Some records:
——————————
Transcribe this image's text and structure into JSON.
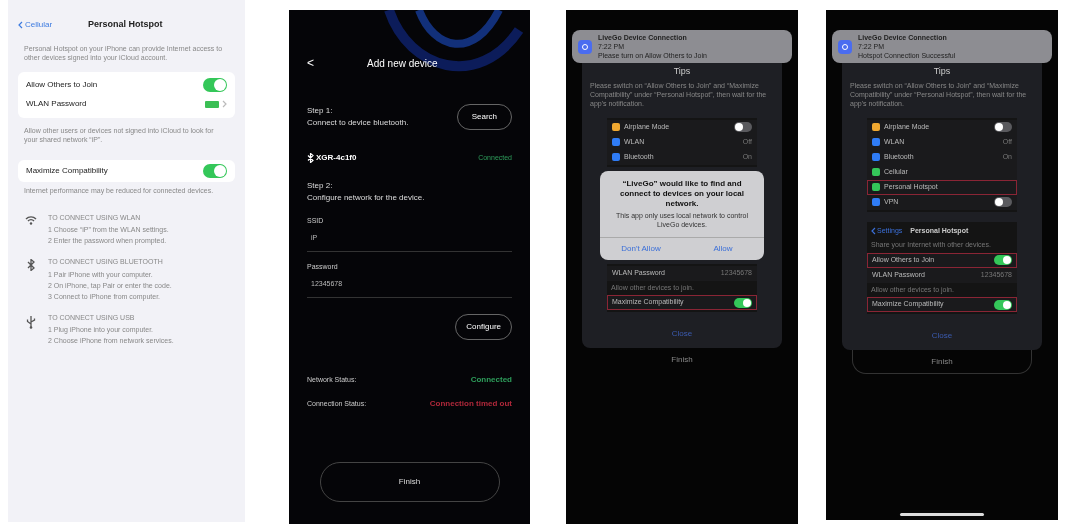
{
  "hotspot": {
    "back": "Cellular",
    "title": "Personal Hotspot",
    "intro": "Personal Hotspot on your iPhone can provide Internet access to other devices signed into your iCloud account.",
    "rows": [
      {
        "label": "Allow Others to Join",
        "kind": "toggle",
        "on": true
      },
      {
        "label": "WLAN Password",
        "kind": "redacted"
      }
    ],
    "join_note": "Allow other users or devices not signed into iCloud to look for your shared network “iP”.",
    "compat": {
      "label": "Maximize Compatibility",
      "on": true
    },
    "compat_note": "Internet performance may be reduced for connected devices.",
    "methods": [
      {
        "kind": "wifi",
        "heading": "TO CONNECT USING WLAN",
        "steps": [
          "1 Choose “iP” from the WLAN settings.",
          "2 Enter the password when prompted."
        ]
      },
      {
        "kind": "bluetooth",
        "heading": "TO CONNECT USING BLUETOOTH",
        "steps": [
          "1 Pair iPhone with your computer.",
          "2 On iPhone, tap Pair or enter the code.",
          "3 Connect to iPhone from computer."
        ]
      },
      {
        "kind": "usb",
        "heading": "TO CONNECT USING USB",
        "steps": [
          "1 Plug iPhone into your computer.",
          "2 Choose iPhone from network services."
        ]
      }
    ]
  },
  "add_device": {
    "back": "<",
    "title": "Add new device",
    "step1": {
      "title": "Step 1:",
      "text": "Connect to device bluetooth."
    },
    "search": "Search",
    "device": {
      "name": "XGR-4c1f0",
      "status": "Connected"
    },
    "step2": {
      "title": "Step 2:",
      "text": "Configure network for the device."
    },
    "fields": [
      {
        "label": "SSID",
        "value": "iP"
      },
      {
        "label": "Password",
        "value": "12345678"
      }
    ],
    "configure": "Configure",
    "statuses": [
      {
        "label": "Network Status:",
        "value": "Connected",
        "color": "#2e9e5b"
      },
      {
        "label": "Connection Status:",
        "value": "Connection timed out",
        "color": "#b0283a"
      }
    ],
    "finish": "Finish"
  },
  "tips_screens": [
    {
      "notification": {
        "title": "LiveGo Device Connection",
        "time": "7:22 PM",
        "text": "Please turn on Allow Others to Join"
      },
      "tips": {
        "title": "Tips",
        "text": "Please switch on “Allow Others to Join” and “Maximize Compatibility” under “Personal Hotspot”, then wait for the app's notification."
      },
      "preview": [
        {
          "label": "Airplane Mode",
          "color": "#f0a830",
          "kind": "toggle",
          "on": false,
          "highlighted": false
        },
        {
          "label": "WLAN",
          "color": "#2f7cf6",
          "kind": "value",
          "value": "Off",
          "highlighted": false
        },
        {
          "label": "Bluetooth",
          "color": "#2f7cf6",
          "kind": "value",
          "value": "On",
          "highlighted": false
        }
      ],
      "alert": {
        "title": "“LiveGo” would like to find and connect to devices on your local network.",
        "text": "This app only uses local network to control LiveGo devices.",
        "buttons": [
          "Don't Allow",
          "Allow"
        ]
      },
      "hotspot_preview": [
        {
          "label": "WLAN Password",
          "kind": "value",
          "value": "12345678",
          "highlighted": false
        },
        {
          "label": "Allow other devices to join.",
          "kind": "note"
        },
        {
          "label": "Maximize Compatibility",
          "kind": "toggle",
          "on": true,
          "highlighted": true
        }
      ],
      "close": "Close",
      "finish": "Finish"
    },
    {
      "notification": {
        "title": "LiveGo Device Connection",
        "time": "7:22 PM",
        "text": "Hotspot Connection Successful"
      },
      "tips": {
        "title": "Tips",
        "text": "Please switch on “Allow Others to Join” and “Maximize Compatibility” under “Personal Hotspot”, then wait for the app's notification."
      },
      "preview": [
        {
          "label": "Airplane Mode",
          "color": "#f0a830",
          "kind": "toggle",
          "on": false,
          "highlighted": false
        },
        {
          "label": "WLAN",
          "color": "#2f7cf6",
          "kind": "value",
          "value": "Off",
          "highlighted": false
        },
        {
          "label": "Bluetooth",
          "color": "#2f7cf6",
          "kind": "value",
          "value": "On",
          "highlighted": false
        },
        {
          "label": "Cellular",
          "color": "#34c759",
          "kind": "plain",
          "highlighted": false
        },
        {
          "label": "Personal Hotspot",
          "color": "#34c759",
          "kind": "plain",
          "highlighted": true
        },
        {
          "label": "VPN",
          "color": "#2f7cf6",
          "kind": "toggle",
          "on": false,
          "highlighted": false
        }
      ],
      "hotspot_header": {
        "back": "Settings",
        "title": "Personal Hotspot"
      },
      "hotspot_preview": [
        {
          "label": "Share your Internet with other devices.",
          "kind": "note"
        },
        {
          "label": "Allow Others to Join",
          "kind": "toggle",
          "on": true,
          "highlighted": true
        },
        {
          "label": "WLAN Password",
          "kind": "value",
          "value": "12345678",
          "highlighted": false
        },
        {
          "label": "Allow other devices to join.",
          "kind": "note"
        },
        {
          "label": "Maximize Compatibility",
          "kind": "toggle",
          "on": true,
          "highlighted": true
        }
      ],
      "close": "Close",
      "finish": "Finish",
      "home_indicator": true
    }
  ]
}
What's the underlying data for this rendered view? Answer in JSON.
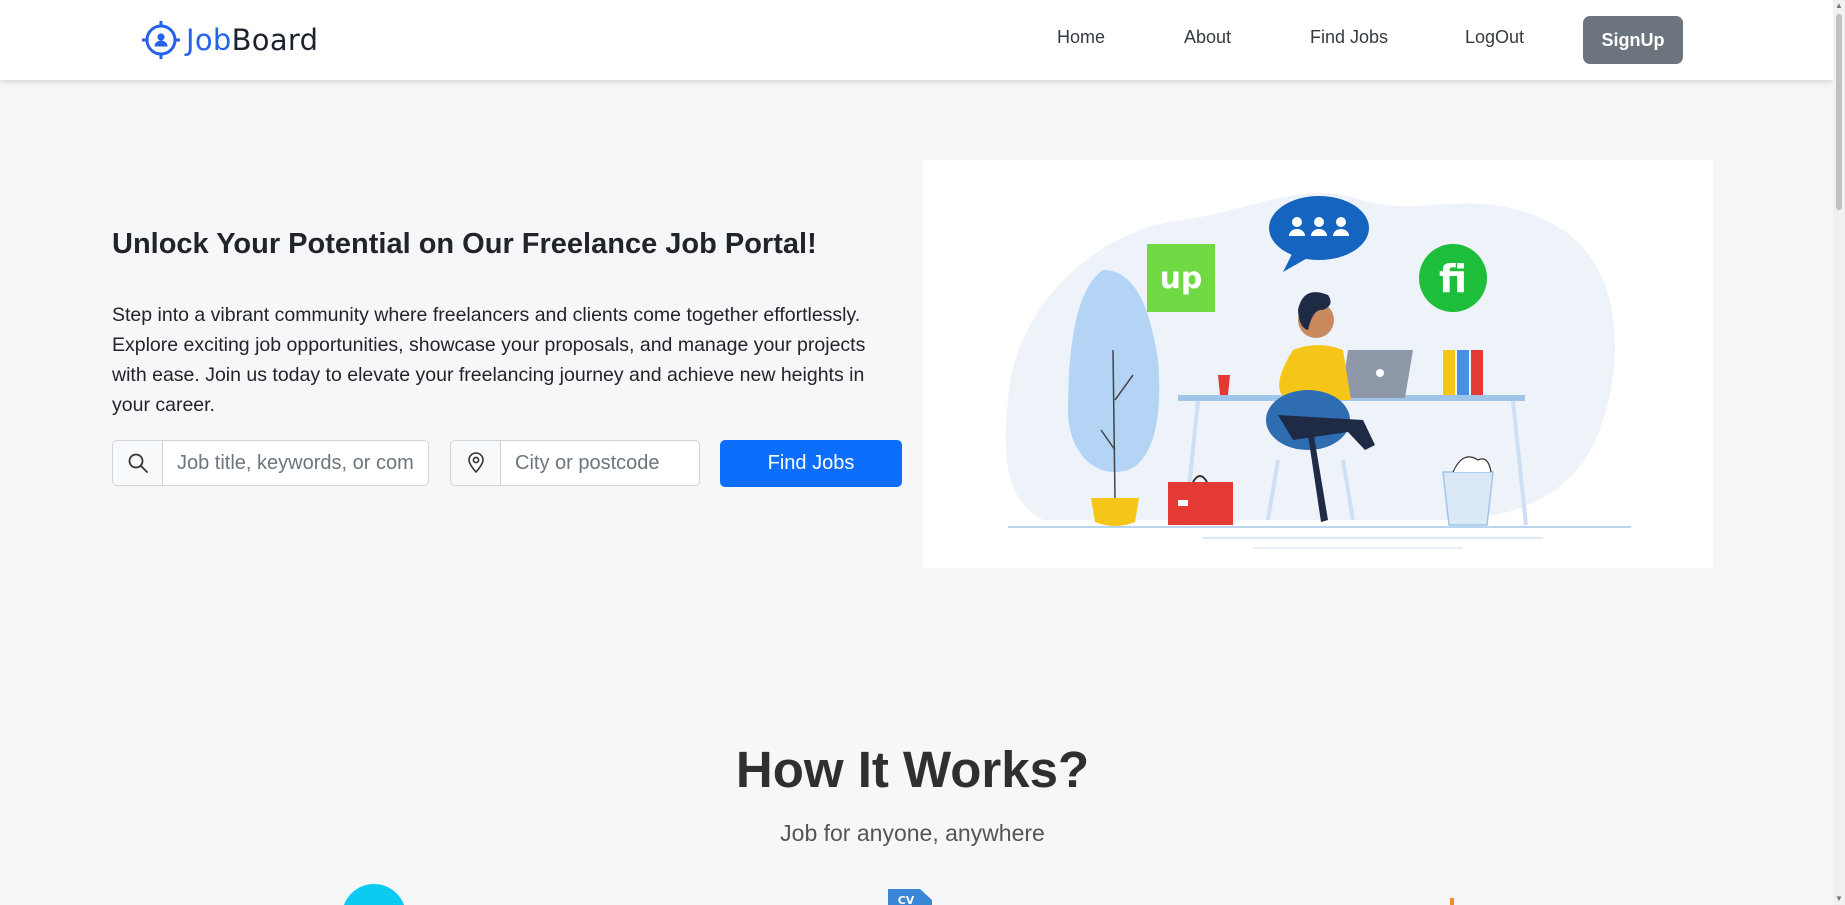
{
  "nav": {
    "brand_part1": "Job",
    "brand_part2": "Board",
    "links": [
      "Home",
      "About",
      "Find Jobs",
      "LogOut"
    ],
    "signup_label": "SignUp"
  },
  "hero": {
    "title": "Unlock Your Potential on Our Freelance Job Portal!",
    "description": "Step into a vibrant community where freelancers and clients come together effortlessly. Explore exciting job opportunities, showcase your proposals, and manage your projects with ease. Join us today to elevate your freelancing journey and achieve new heights in your career.",
    "search": {
      "keyword_placeholder": "Job title, keywords, or company",
      "keyword_value": "",
      "location_placeholder": "City or postcode",
      "location_value": "",
      "button_label": "Find Jobs"
    },
    "illustration": {
      "upwork_logo_text": "up",
      "fiverr_logo_text": "fi"
    }
  },
  "how": {
    "title": "How It Works?",
    "subtitle": "Job for anyone, anywhere",
    "step_icons": [
      "user-circle-icon",
      "cv-document-icon",
      "briefcase-icon"
    ],
    "step2_icon_text": "CV"
  },
  "colors": {
    "primary": "#0d6efd",
    "brand_blue": "#2563eb",
    "signup_gray": "#6c757d",
    "page_bg": "#f6f7f9"
  }
}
——————————
Stated task: Transcribe the full listing above exactly, with the images removed.

Expected answer:
Transcribe this image's text and structure into JSON.
{
  "hotspot": {
    "back": "Cellular",
    "title": "Personal Hotspot",
    "intro": "Personal Hotspot on your iPhone can provide Internet access to other devices signed into your iCloud account.",
    "rows": [
      {
        "label": "Allow Others to Join",
        "kind": "toggle",
        "on": true
      },
      {
        "label": "WLAN Password",
        "kind": "redacted"
      }
    ],
    "join_note": "Allow other users or devices not signed into iCloud to look for your shared network “iP”.",
    "compat": {
      "label": "Maximize Compatibility",
      "on": true
    },
    "compat_note": "Internet performance may be reduced for connected devices.",
    "methods": [
      {
        "kind": "wifi",
        "heading": "TO CONNECT USING WLAN",
        "steps": [
          "1 Choose “iP” from the WLAN settings.",
          "2 Enter the password when prompted."
        ]
      },
      {
        "kind": "bluetooth",
        "heading": "TO CONNECT USING BLUETOOTH",
        "steps": [
          "1 Pair iPhone with your computer.",
          "2 On iPhone, tap Pair or enter the code.",
          "3 Connect to iPhone from computer."
        ]
      },
      {
        "kind": "usb",
        "heading": "TO CONNECT USING USB",
        "steps": [
          "1 Plug iPhone into your computer.",
          "2 Choose iPhone from network services."
        ]
      }
    ]
  },
  "add_device": {
    "back": "<",
    "title": "Add new device",
    "step1": {
      "title": "Step 1:",
      "text": "Connect to device bluetooth."
    },
    "search": "Search",
    "device": {
      "name": "XGR-4c1f0",
      "status": "Connected"
    },
    "step2": {
      "title": "Step 2:",
      "text": "Configure network for the device."
    },
    "fields": [
      {
        "label": "SSID",
        "value": "iP"
      },
      {
        "label": "Password",
        "value": "12345678"
      }
    ],
    "configure": "Configure",
    "statuses": [
      {
        "label": "Network Status:",
        "value": "Connected",
        "color": "#2e9e5b"
      },
      {
        "label": "Connection Status:",
        "value": "Connection timed out",
        "color": "#b0283a"
      }
    ],
    "finish": "Finish"
  },
  "tips_screens": [
    {
      "notification": {
        "title": "LiveGo Device Connection",
        "time": "7:22 PM",
        "text": "Please turn on Allow Others to Join"
      },
      "tips": {
        "title": "Tips",
        "text": "Please switch on “Allow Others to Join” and “Maximize Compatibility” under “Personal Hotspot”, then wait for the app's notification."
      },
      "preview": [
        {
          "label": "Airplane Mode",
          "color": "#f0a830",
          "kind": "toggle",
          "on": false,
          "highlighted": false
        },
        {
          "label": "WLAN",
          "color": "#2f7cf6",
          "kind": "value",
          "value": "Off",
          "highlighted": false
        },
        {
          "label": "Bluetooth",
          "color": "#2f7cf6",
          "kind": "value",
          "value": "On",
          "highlighted": false
        }
      ],
      "alert": {
        "title": "“LiveGo” would like to find and connect to devices on your local network.",
        "text": "This app only uses local network to control LiveGo devices.",
        "buttons": [
          "Don't Allow",
          "Allow"
        ]
      },
      "hotspot_preview": [
        {
          "label": "WLAN Password",
          "kind": "value",
          "value": "12345678",
          "highlighted": false
        },
        {
          "label": "Allow other devices to join.",
          "kind": "note"
        },
        {
          "label": "Maximize Compatibility",
          "kind": "toggle",
          "on": true,
          "highlighted": true
        }
      ],
      "close": "Close",
      "finish": "Finish"
    },
    {
      "notification": {
        "title": "LiveGo Device Connection",
        "time": "7:22 PM",
        "text": "Hotspot Connection Successful"
      },
      "tips": {
        "title": "Tips",
        "text": "Please switch on “Allow Others to Join” and “Maximize Compatibility” under “Personal Hotspot”, then wait for the app's notification."
      },
      "preview": [
        {
          "label": "Airplane Mode",
          "color": "#f0a830",
          "kind": "toggle",
          "on": false,
          "highlighted": false
        },
        {
          "label": "WLAN",
          "color": "#2f7cf6",
          "kind": "value",
          "value": "Off",
          "highlighted": false
        },
        {
          "label": "Bluetooth",
          "color": "#2f7cf6",
          "kind": "value",
          "value": "On",
          "highlighted": false
        },
        {
          "label": "Cellular",
          "color": "#34c759",
          "kind": "plain",
          "highlighted": false
        },
        {
          "label": "Personal Hotspot",
          "color": "#34c759",
          "kind": "plain",
          "highlighted": true
        },
        {
          "label": "VPN",
          "color": "#2f7cf6",
          "kind": "toggle",
          "on": false,
          "highlighted": false
        }
      ],
      "hotspot_header": {
        "back": "Settings",
        "title": "Personal Hotspot"
      },
      "hotspot_preview": [
        {
          "label": "Share your Internet with other devices.",
          "kind": "note"
        },
        {
          "label": "Allow Others to Join",
          "kind": "toggle",
          "on": true,
          "highlighted": true
        },
        {
          "label": "WLAN Password",
          "kind": "value",
          "value": "12345678",
          "highlighted": false
        },
        {
          "label": "Allow other devices to join.",
          "kind": "note"
        },
        {
          "label": "Maximize Compatibility",
          "kind": "toggle",
          "on": true,
          "highlighted": true
        }
      ],
      "close": "Close",
      "finish": "Finish",
      "home_indicator": true
    }
  ]
}
What's the underlying data for this rendered view? Answer in JSON.
{
  "nav": {
    "brand_part1": "Job",
    "brand_part2": "Board",
    "links": [
      "Home",
      "About",
      "Find Jobs",
      "LogOut"
    ],
    "signup_label": "SignUp"
  },
  "hero": {
    "title": "Unlock Your Potential on Our Freelance Job Portal!",
    "description": "Step into a vibrant community where freelancers and clients come together effortlessly. Explore exciting job opportunities, showcase your proposals, and manage your projects with ease. Join us today to elevate your freelancing journey and achieve new heights in your career.",
    "search": {
      "keyword_placeholder": "Job title, keywords, or company",
      "keyword_value": "",
      "location_placeholder": "City or postcode",
      "location_value": "",
      "button_label": "Find Jobs"
    },
    "illustration": {
      "upwork_logo_text": "up",
      "fiverr_logo_text": "fi"
    }
  },
  "how": {
    "title": "How It Works?",
    "subtitle": "Job for anyone, anywhere",
    "step_icons": [
      "user-circle-icon",
      "cv-document-icon",
      "briefcase-icon"
    ],
    "step2_icon_text": "CV"
  },
  "colors": {
    "primary": "#0d6efd",
    "brand_blue": "#2563eb",
    "signup_gray": "#6c757d",
    "page_bg": "#f6f7f9"
  }
}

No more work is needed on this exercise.